■ Supplied data:
Begin

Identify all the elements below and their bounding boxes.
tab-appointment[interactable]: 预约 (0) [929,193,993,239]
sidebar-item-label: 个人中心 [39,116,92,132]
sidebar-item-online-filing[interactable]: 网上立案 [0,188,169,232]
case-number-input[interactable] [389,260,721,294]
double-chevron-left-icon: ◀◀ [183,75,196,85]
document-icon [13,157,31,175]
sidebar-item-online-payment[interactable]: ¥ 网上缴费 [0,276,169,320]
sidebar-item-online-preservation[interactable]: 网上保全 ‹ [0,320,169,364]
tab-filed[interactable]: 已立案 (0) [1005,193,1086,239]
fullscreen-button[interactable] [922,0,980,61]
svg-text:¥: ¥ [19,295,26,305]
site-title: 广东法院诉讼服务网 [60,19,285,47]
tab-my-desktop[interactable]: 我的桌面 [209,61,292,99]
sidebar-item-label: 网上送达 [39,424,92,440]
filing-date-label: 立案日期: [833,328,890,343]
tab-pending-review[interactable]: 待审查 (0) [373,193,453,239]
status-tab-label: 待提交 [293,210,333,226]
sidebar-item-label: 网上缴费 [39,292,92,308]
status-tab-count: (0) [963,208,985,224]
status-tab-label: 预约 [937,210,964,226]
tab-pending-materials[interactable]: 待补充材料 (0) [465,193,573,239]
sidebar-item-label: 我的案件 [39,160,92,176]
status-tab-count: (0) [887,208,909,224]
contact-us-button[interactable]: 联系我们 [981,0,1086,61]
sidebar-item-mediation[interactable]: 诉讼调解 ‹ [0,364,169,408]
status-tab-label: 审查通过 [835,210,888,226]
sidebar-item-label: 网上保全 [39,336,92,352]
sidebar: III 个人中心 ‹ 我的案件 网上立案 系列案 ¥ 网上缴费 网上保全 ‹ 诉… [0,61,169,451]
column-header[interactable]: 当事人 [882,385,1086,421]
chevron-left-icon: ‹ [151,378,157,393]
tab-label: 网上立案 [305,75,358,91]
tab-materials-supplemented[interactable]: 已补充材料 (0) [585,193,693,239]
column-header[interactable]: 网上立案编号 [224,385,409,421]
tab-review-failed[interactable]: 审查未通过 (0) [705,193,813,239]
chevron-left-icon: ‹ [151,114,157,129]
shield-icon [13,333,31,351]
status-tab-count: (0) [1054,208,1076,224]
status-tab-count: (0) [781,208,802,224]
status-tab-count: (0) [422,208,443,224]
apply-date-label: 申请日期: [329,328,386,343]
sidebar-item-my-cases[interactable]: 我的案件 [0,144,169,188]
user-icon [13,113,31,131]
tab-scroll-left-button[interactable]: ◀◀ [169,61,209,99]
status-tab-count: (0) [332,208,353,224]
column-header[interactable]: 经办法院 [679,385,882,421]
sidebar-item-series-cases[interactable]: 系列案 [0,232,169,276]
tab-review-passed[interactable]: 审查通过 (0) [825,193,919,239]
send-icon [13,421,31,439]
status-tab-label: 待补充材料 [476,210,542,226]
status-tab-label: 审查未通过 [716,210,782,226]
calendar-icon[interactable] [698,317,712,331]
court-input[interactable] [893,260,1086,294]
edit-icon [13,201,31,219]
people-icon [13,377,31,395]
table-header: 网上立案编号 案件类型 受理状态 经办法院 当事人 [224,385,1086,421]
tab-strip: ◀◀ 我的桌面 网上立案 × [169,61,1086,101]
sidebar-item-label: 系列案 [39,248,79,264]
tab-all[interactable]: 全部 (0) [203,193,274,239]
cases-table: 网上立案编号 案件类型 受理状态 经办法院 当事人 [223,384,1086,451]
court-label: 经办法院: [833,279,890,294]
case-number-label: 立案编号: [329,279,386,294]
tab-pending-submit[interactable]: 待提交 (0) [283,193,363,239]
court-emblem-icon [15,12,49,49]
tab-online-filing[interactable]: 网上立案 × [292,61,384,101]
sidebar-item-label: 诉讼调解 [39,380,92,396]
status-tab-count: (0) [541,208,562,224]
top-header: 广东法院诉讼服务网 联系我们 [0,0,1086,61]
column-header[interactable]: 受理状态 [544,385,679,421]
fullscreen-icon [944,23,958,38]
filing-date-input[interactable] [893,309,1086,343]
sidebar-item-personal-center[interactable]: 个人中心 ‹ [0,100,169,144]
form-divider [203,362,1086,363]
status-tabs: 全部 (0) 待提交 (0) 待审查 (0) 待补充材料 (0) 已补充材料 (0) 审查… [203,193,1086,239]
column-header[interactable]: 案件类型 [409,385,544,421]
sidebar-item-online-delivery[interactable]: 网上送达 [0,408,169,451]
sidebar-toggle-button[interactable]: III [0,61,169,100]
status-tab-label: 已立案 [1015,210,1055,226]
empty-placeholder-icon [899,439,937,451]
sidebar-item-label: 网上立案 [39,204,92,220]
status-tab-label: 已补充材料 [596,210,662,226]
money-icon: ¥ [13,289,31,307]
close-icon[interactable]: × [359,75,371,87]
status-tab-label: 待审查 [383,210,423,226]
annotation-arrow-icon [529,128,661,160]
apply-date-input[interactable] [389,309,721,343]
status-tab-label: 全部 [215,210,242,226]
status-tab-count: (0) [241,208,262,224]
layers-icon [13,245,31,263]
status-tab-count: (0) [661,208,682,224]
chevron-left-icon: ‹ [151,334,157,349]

End

■ Problem to work on:
Repeat every line of the records above word for word, changing nothing.

■ The result:
Identify all the elements below and their bounding boxes.
tab-appointment[interactable]: 预约 (0) [929,193,993,239]
sidebar-item-label: 个人中心 [39,116,92,132]
sidebar-item-online-filing[interactable]: 网上立案 [0,188,169,232]
case-number-input[interactable] [389,260,721,294]
double-chevron-left-icon: ◀◀ [183,75,196,85]
document-icon [13,157,31,175]
sidebar-item-online-payment[interactable]: ¥ 网上缴费 [0,276,169,320]
sidebar-item-online-preservation[interactable]: 网上保全 ‹ [0,320,169,364]
tab-filed[interactable]: 已立案 (0) [1005,193,1086,239]
fullscreen-button[interactable] [922,0,980,61]
svg-text:¥: ¥ [19,295,26,305]
site-title: 广东法院诉讼服务网 [60,19,285,47]
tab-my-desktop[interactable]: 我的桌面 [209,61,292,99]
sidebar-item-label: 网上送达 [39,424,92,440]
filing-date-label: 立案日期: [833,328,890,343]
tab-pending-review[interactable]: 待审查 (0) [373,193,453,239]
status-tab-label: 待提交 [293,210,333,226]
sidebar-item-label: 网上缴费 [39,292,92,308]
status-tab-count: (0) [963,208,985,224]
status-tab-label: 预约 [937,210,964,226]
tab-pending-materials[interactable]: 待补充材料 (0) [465,193,573,239]
sidebar-item-label: 我的案件 [39,160,92,176]
status-tab-count: (0) [887,208,909,224]
contact-us-button[interactable]: 联系我们 [981,0,1086,61]
sidebar-item-mediation[interactable]: 诉讼调解 ‹ [0,364,169,408]
status-tab-label: 审查通过 [835,210,888,226]
sidebar-item-label: 网上保全 [39,336,92,352]
sidebar: III 个人中心 ‹ 我的案件 网上立案 系列案 ¥ 网上缴费 网上保全 ‹ 诉… [0,61,169,451]
column-header[interactable]: 当事人 [882,385,1086,421]
chevron-left-icon: ‹ [151,378,157,393]
tab-label: 网上立案 [305,75,358,91]
tab-materials-supplemented[interactable]: 已补充材料 (0) [585,193,693,239]
column-header[interactable]: 网上立案编号 [224,385,409,421]
tab-review-failed[interactable]: 审查未通过 (0) [705,193,813,239]
chevron-left-icon: ‹ [151,114,157,129]
shield-icon [13,333,31,351]
status-tab-count: (0) [1054,208,1076,224]
status-tab-count: (0) [781,208,802,224]
status-tab-count: (0) [422,208,443,224]
apply-date-label: 申请日期: [329,328,386,343]
sidebar-item-my-cases[interactable]: 我的案件 [0,144,169,188]
user-icon [13,113,31,131]
tab-scroll-left-button[interactable]: ◀◀ [169,61,209,99]
status-tab-count: (0) [332,208,353,224]
column-header[interactable]: 经办法院 [679,385,882,421]
sidebar-item-series-cases[interactable]: 系列案 [0,232,169,276]
tab-review-passed[interactable]: 审查通过 (0) [825,193,919,239]
send-icon [13,421,31,439]
status-tab-label: 待补充材料 [476,210,542,226]
status-tab-label: 审查未通过 [716,210,782,226]
calendar-icon[interactable] [698,317,712,331]
court-input[interactable] [893,260,1086,294]
edit-icon [13,201,31,219]
people-icon [13,377,31,395]
table-header: 网上立案编号 案件类型 受理状态 经办法院 当事人 [224,385,1086,421]
tab-strip: ◀◀ 我的桌面 网上立案 × [169,61,1086,101]
sidebar-item-label: 系列案 [39,248,79,264]
tab-all[interactable]: 全部 (0) [203,193,274,239]
cases-table: 网上立案编号 案件类型 受理状态 经办法院 当事人 [223,384,1086,451]
court-label: 经办法院: [833,279,890,294]
case-number-label: 立案编号: [329,279,386,294]
tab-pending-submit[interactable]: 待提交 (0) [283,193,363,239]
court-emblem-icon [15,12,49,49]
tab-online-filing[interactable]: 网上立案 × [292,61,384,101]
sidebar-item-label: 诉讼调解 [39,380,92,396]
status-tab-count: (0) [541,208,562,224]
top-header: 广东法院诉讼服务网 联系我们 [0,0,1086,61]
column-header[interactable]: 受理状态 [544,385,679,421]
fullscreen-icon [944,23,958,38]
filing-date-input[interactable] [893,309,1086,343]
sidebar-item-personal-center[interactable]: 个人中心 ‹ [0,100,169,144]
form-divider [203,362,1086,363]
status-tabs: 全部 (0) 待提交 (0) 待审查 (0) 待补充材料 (0) 已补充材料 (0) 审查… [203,193,1086,239]
column-header[interactable]: 案件类型 [409,385,544,421]
sidebar-item-online-delivery[interactable]: 网上送达 [0,408,169,451]
sidebar-toggle-button[interactable]: III [0,61,169,100]
status-tab-label: 已立案 [1015,210,1055,226]
empty-placeholder-icon [899,439,937,451]
sidebar-item-label: 网上立案 [39,204,92,220]
status-tab-label: 已补充材料 [596,210,662,226]
money-icon: ¥ [13,289,31,307]
close-icon[interactable]: × [359,75,371,87]
status-tab-label: 待审查 [383,210,423,226]
annotation-arrow-icon [529,128,661,160]
apply-date-input[interactable] [389,309,721,343]
status-tab-label: 全部 [215,210,242,226]
status-tab-count: (0) [241,208,262,224]
layers-icon [13,245,31,263]
status-tab-count: (0) [661,208,682,224]
chevron-left-icon: ‹ [151,334,157,349]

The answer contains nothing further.